**Task statement**
Leave out all pictures. Extract exactly the lines from the one containing "Convert this document image to plain text." through the end of the data.

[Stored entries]
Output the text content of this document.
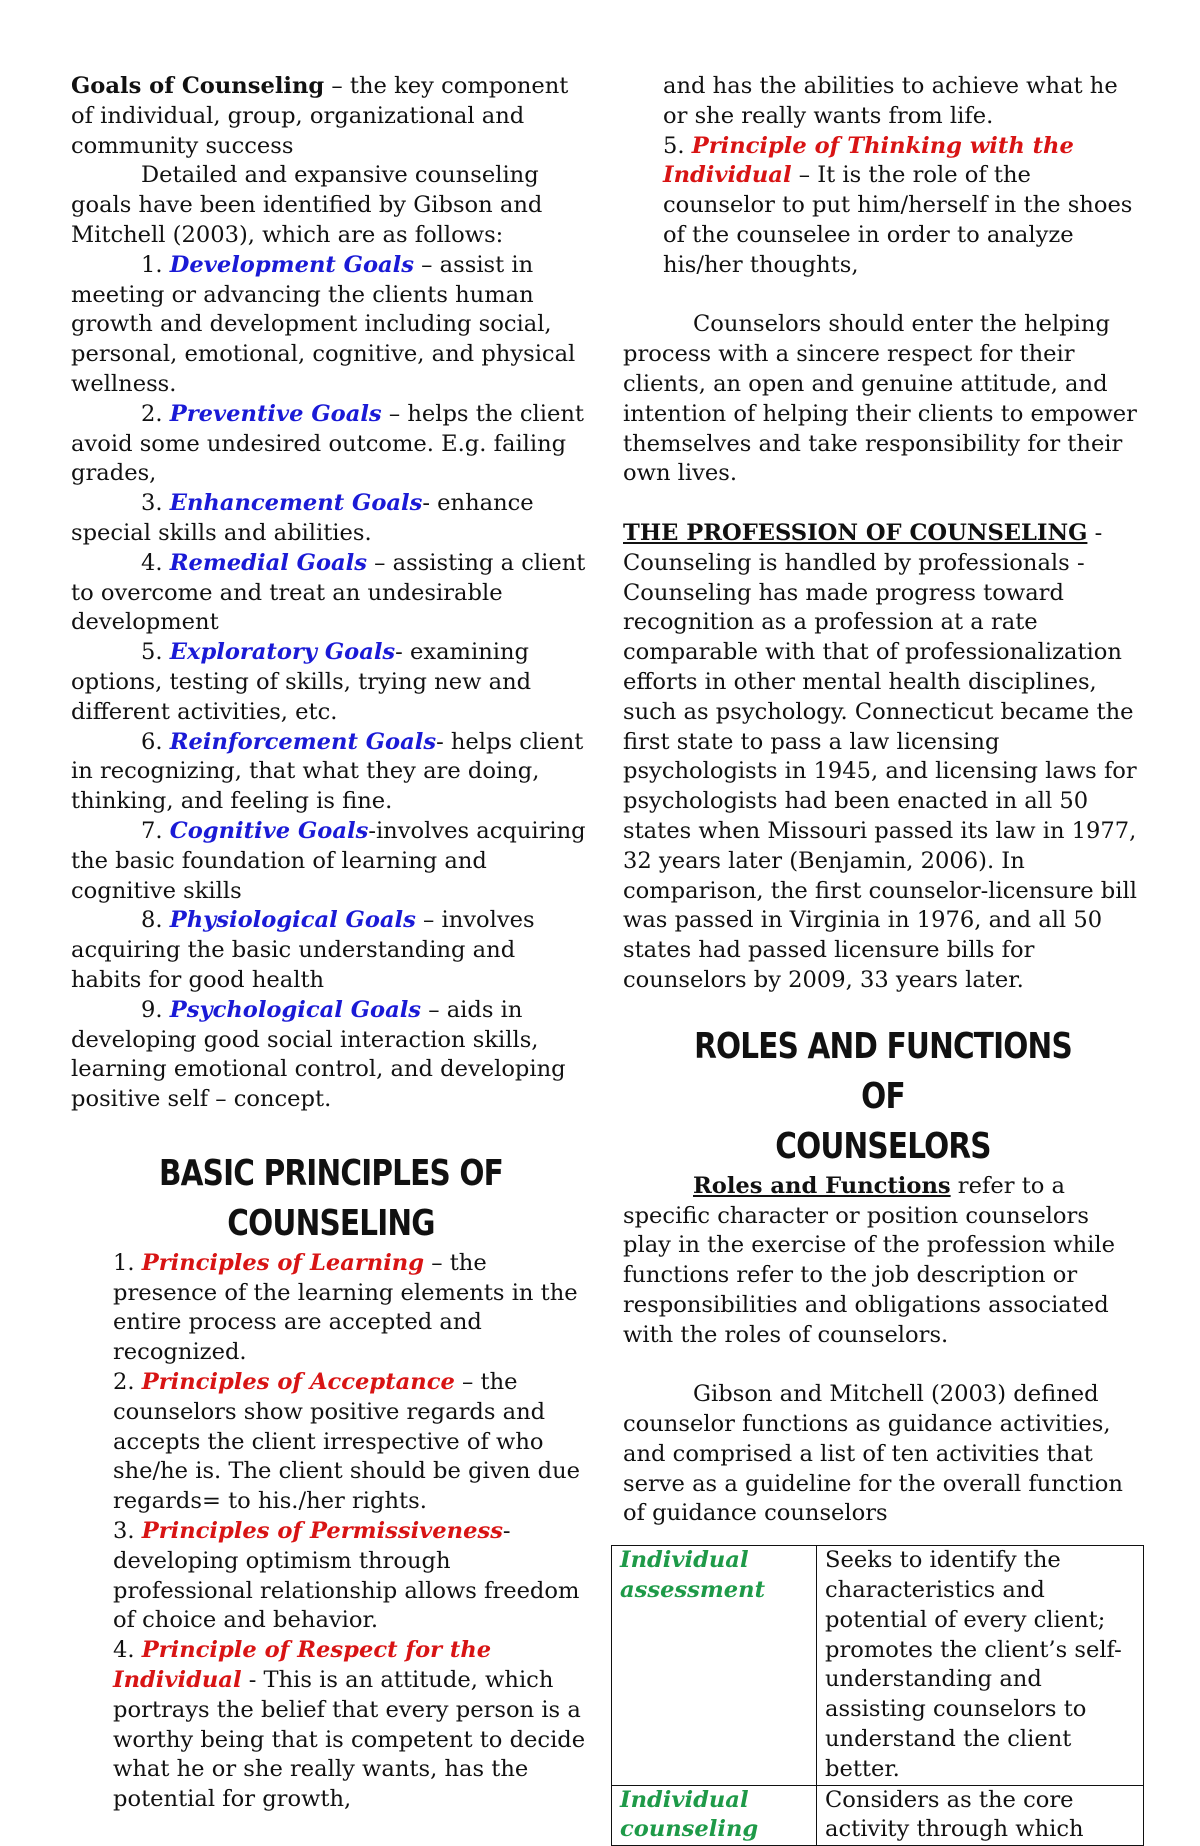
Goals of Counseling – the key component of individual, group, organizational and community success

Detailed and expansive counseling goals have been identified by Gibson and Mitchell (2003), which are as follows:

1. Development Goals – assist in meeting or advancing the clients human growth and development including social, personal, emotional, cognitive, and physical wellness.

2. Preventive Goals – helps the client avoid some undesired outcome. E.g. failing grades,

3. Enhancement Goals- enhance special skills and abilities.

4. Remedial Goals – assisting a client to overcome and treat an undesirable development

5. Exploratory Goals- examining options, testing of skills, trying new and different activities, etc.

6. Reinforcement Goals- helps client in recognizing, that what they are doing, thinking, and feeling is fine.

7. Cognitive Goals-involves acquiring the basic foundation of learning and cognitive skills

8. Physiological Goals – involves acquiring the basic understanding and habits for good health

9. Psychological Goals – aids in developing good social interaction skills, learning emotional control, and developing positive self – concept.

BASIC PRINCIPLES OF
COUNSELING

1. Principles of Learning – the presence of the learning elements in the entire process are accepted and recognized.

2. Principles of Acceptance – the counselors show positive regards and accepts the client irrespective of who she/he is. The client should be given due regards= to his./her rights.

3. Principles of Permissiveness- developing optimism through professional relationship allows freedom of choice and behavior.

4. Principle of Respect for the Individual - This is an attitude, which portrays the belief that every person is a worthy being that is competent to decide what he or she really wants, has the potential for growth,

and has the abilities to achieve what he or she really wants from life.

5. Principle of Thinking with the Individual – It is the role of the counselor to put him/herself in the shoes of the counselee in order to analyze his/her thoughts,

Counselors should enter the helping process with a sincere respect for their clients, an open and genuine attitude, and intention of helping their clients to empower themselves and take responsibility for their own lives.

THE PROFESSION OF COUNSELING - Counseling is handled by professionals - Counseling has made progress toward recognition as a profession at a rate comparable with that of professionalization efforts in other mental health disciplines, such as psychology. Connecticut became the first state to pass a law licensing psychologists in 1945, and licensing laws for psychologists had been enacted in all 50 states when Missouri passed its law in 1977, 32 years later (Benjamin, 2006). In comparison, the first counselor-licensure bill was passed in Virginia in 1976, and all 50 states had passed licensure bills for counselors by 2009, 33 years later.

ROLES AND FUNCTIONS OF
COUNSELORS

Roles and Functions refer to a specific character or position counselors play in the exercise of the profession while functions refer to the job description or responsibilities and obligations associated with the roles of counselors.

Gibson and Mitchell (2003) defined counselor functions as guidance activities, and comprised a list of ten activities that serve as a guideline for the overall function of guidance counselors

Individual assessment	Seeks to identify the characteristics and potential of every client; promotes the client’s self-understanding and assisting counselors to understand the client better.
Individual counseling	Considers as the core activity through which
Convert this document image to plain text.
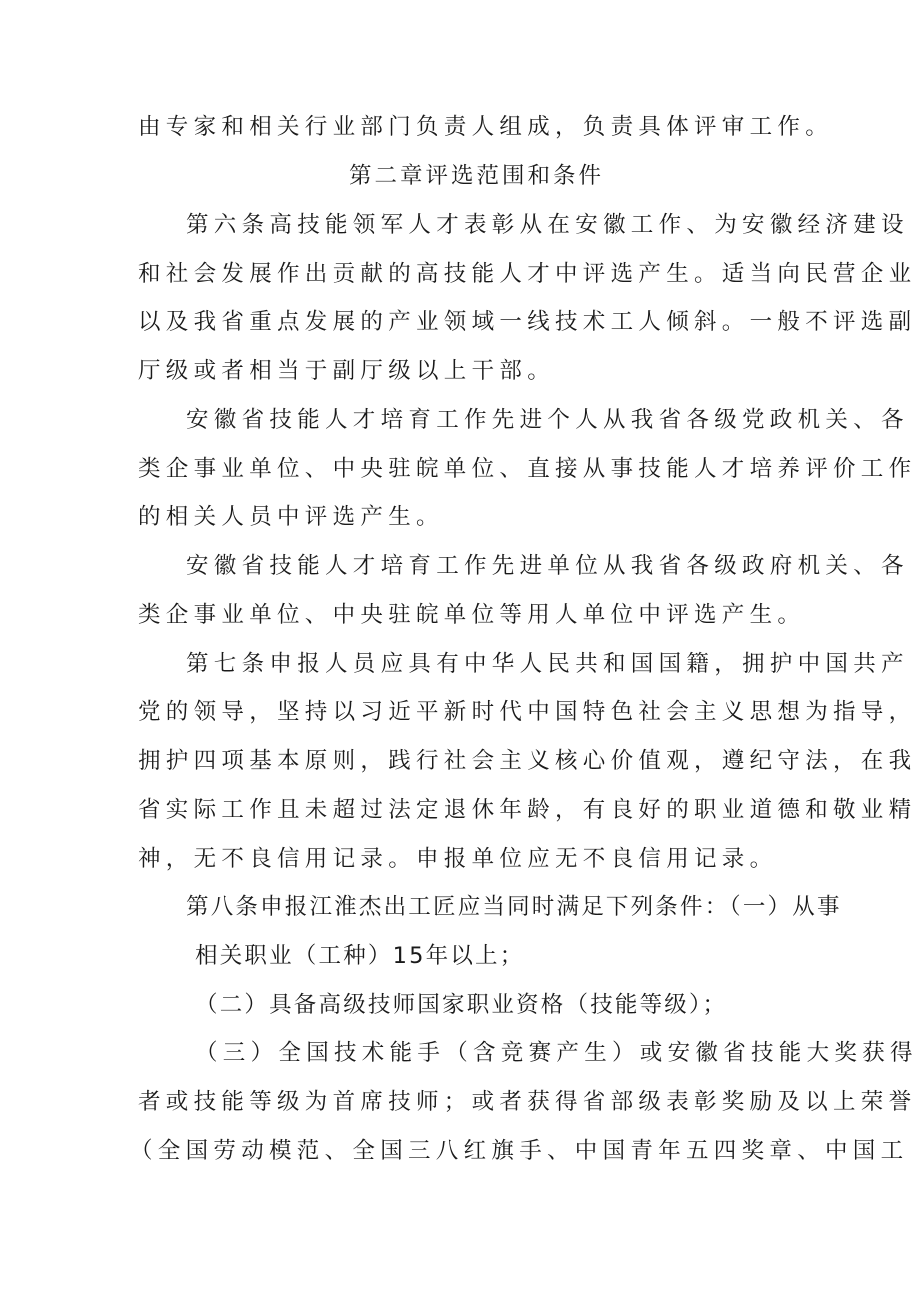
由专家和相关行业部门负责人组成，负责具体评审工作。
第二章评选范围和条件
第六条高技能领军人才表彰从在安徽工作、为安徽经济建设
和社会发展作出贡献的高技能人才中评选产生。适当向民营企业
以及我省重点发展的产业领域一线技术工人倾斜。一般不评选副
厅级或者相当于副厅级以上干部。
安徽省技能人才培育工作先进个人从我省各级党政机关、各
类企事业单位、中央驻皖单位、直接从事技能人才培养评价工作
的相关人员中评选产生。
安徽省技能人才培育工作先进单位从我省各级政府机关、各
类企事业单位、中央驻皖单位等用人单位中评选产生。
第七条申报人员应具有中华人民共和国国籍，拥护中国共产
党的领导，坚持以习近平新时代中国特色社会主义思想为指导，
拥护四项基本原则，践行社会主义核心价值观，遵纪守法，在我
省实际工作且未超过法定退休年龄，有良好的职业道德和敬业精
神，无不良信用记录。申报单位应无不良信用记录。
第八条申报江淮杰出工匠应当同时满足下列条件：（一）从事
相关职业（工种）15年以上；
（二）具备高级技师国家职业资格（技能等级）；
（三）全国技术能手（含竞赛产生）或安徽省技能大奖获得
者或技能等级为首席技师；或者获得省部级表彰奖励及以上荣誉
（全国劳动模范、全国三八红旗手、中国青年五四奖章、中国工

**Answer to this problem**
Convert this document image to plain text.
由专家和相关行业部门负责人组成，负责具体评审工作。
第二章评选范围和条件
第六条高技能领军人才表彰从在安徽工作、为安徽经济建设
和社会发展作出贡献的高技能人才中评选产生。适当向民营企业
以及我省重点发展的产业领域一线技术工人倾斜。一般不评选副
厅级或者相当于副厅级以上干部。
安徽省技能人才培育工作先进个人从我省各级党政机关、各
类企事业单位、中央驻皖单位、直接从事技能人才培养评价工作
的相关人员中评选产生。
安徽省技能人才培育工作先进单位从我省各级政府机关、各
类企事业单位、中央驻皖单位等用人单位中评选产生。
第七条申报人员应具有中华人民共和国国籍，拥护中国共产
党的领导，坚持以习近平新时代中国特色社会主义思想为指导，
拥护四项基本原则，践行社会主义核心价值观，遵纪守法，在我
省实际工作且未超过法定退休年龄，有良好的职业道德和敬业精
神，无不良信用记录。申报单位应无不良信用记录。
第八条申报江淮杰出工匠应当同时满足下列条件：（一）从事
相关职业（工种）15年以上；
（二）具备高级技师国家职业资格（技能等级）；
（三）全国技术能手（含竞赛产生）或安徽省技能大奖获得
者或技能等级为首席技师；或者获得省部级表彰奖励及以上荣誉
（全国劳动模范、全国三八红旗手、中国青年五四奖章、中国工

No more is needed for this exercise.